--- Given task ---
Drop the pictures, then extract the listing word for word.

A block of data
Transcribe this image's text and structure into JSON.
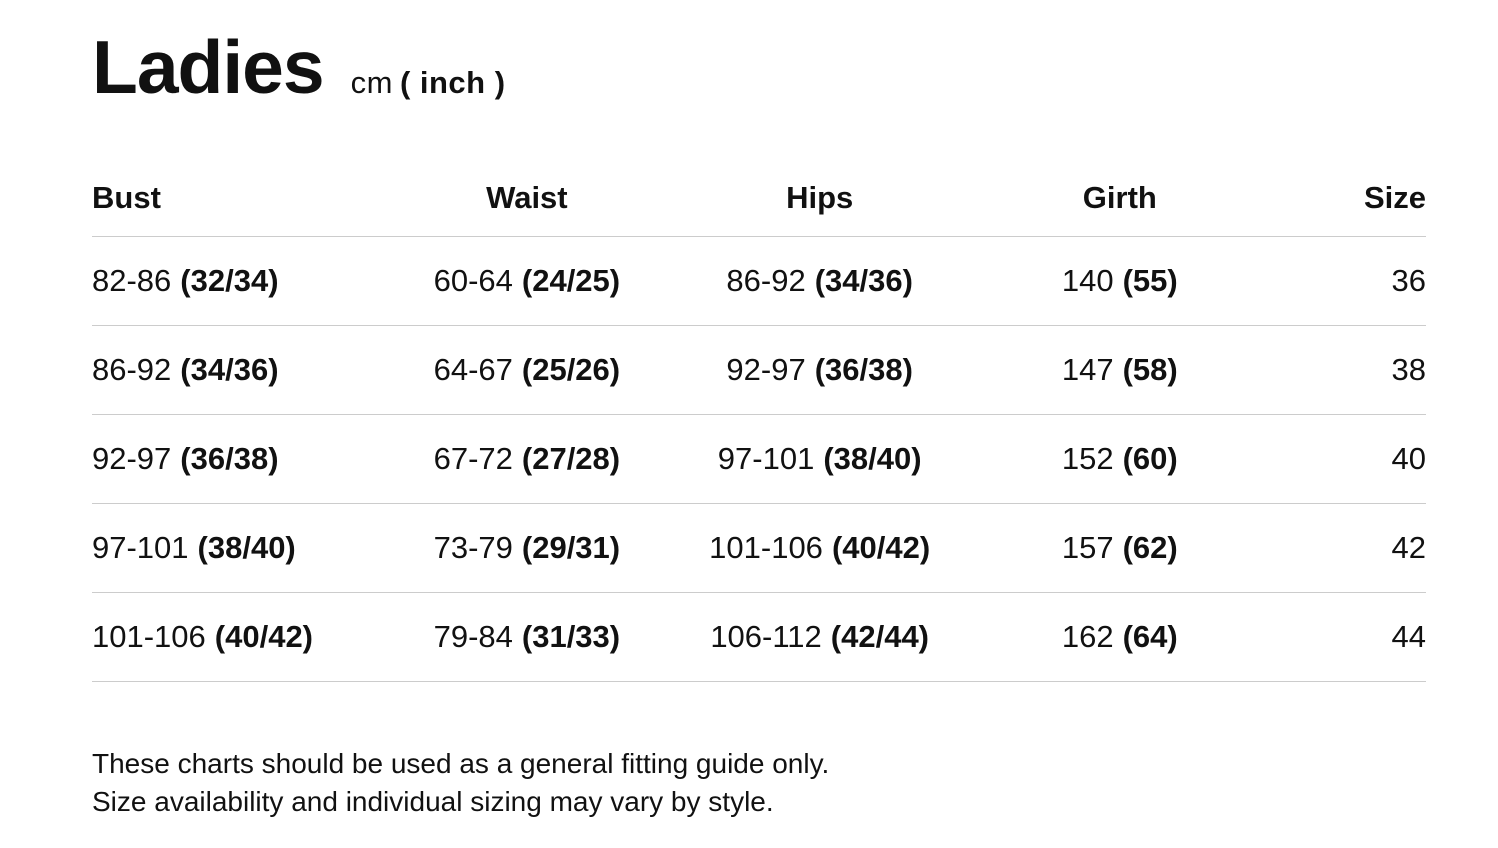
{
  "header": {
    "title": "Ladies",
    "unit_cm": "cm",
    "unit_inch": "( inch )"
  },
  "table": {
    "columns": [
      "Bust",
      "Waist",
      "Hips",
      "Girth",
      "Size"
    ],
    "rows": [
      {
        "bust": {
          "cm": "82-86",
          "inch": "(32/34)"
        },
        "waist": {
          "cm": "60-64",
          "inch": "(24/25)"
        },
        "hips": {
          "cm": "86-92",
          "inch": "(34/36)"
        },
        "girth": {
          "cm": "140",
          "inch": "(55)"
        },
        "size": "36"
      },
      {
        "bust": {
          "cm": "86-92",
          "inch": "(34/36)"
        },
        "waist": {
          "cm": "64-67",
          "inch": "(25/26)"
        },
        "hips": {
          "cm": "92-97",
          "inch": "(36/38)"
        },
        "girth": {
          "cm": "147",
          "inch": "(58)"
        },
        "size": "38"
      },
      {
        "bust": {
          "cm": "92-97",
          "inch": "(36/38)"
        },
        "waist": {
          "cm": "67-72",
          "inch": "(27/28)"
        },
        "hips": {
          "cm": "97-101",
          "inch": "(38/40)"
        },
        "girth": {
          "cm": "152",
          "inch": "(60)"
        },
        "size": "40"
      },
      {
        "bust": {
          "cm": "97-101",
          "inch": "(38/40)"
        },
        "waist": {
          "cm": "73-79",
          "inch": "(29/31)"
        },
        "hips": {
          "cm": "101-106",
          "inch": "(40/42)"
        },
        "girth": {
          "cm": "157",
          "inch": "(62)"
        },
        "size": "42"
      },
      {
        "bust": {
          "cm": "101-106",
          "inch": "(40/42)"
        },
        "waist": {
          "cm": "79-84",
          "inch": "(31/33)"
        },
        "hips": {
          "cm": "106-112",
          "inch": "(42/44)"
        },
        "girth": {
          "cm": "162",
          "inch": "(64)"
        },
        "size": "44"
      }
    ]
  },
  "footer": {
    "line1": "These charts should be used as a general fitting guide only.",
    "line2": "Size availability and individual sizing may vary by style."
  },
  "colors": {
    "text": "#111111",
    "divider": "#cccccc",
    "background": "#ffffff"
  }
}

--- Output ---
Transcribe this image's text and structure into JSON.
{
  "header": {
    "title": "Ladies",
    "unit_cm": "cm",
    "unit_inch": "( inch )"
  },
  "table": {
    "columns": [
      "Bust",
      "Waist",
      "Hips",
      "Girth",
      "Size"
    ],
    "rows": [
      {
        "bust": {
          "cm": "82-86",
          "inch": "(32/34)"
        },
        "waist": {
          "cm": "60-64",
          "inch": "(24/25)"
        },
        "hips": {
          "cm": "86-92",
          "inch": "(34/36)"
        },
        "girth": {
          "cm": "140",
          "inch": "(55)"
        },
        "size": "36"
      },
      {
        "bust": {
          "cm": "86-92",
          "inch": "(34/36)"
        },
        "waist": {
          "cm": "64-67",
          "inch": "(25/26)"
        },
        "hips": {
          "cm": "92-97",
          "inch": "(36/38)"
        },
        "girth": {
          "cm": "147",
          "inch": "(58)"
        },
        "size": "38"
      },
      {
        "bust": {
          "cm": "92-97",
          "inch": "(36/38)"
        },
        "waist": {
          "cm": "67-72",
          "inch": "(27/28)"
        },
        "hips": {
          "cm": "97-101",
          "inch": "(38/40)"
        },
        "girth": {
          "cm": "152",
          "inch": "(60)"
        },
        "size": "40"
      },
      {
        "bust": {
          "cm": "97-101",
          "inch": "(38/40)"
        },
        "waist": {
          "cm": "73-79",
          "inch": "(29/31)"
        },
        "hips": {
          "cm": "101-106",
          "inch": "(40/42)"
        },
        "girth": {
          "cm": "157",
          "inch": "(62)"
        },
        "size": "42"
      },
      {
        "bust": {
          "cm": "101-106",
          "inch": "(40/42)"
        },
        "waist": {
          "cm": "79-84",
          "inch": "(31/33)"
        },
        "hips": {
          "cm": "106-112",
          "inch": "(42/44)"
        },
        "girth": {
          "cm": "162",
          "inch": "(64)"
        },
        "size": "44"
      }
    ]
  },
  "footer": {
    "line1": "These charts should be used as a general fitting guide only.",
    "line2": "Size availability and individual sizing may vary by style."
  },
  "colors": {
    "text": "#111111",
    "divider": "#cccccc",
    "background": "#ffffff"
  }
}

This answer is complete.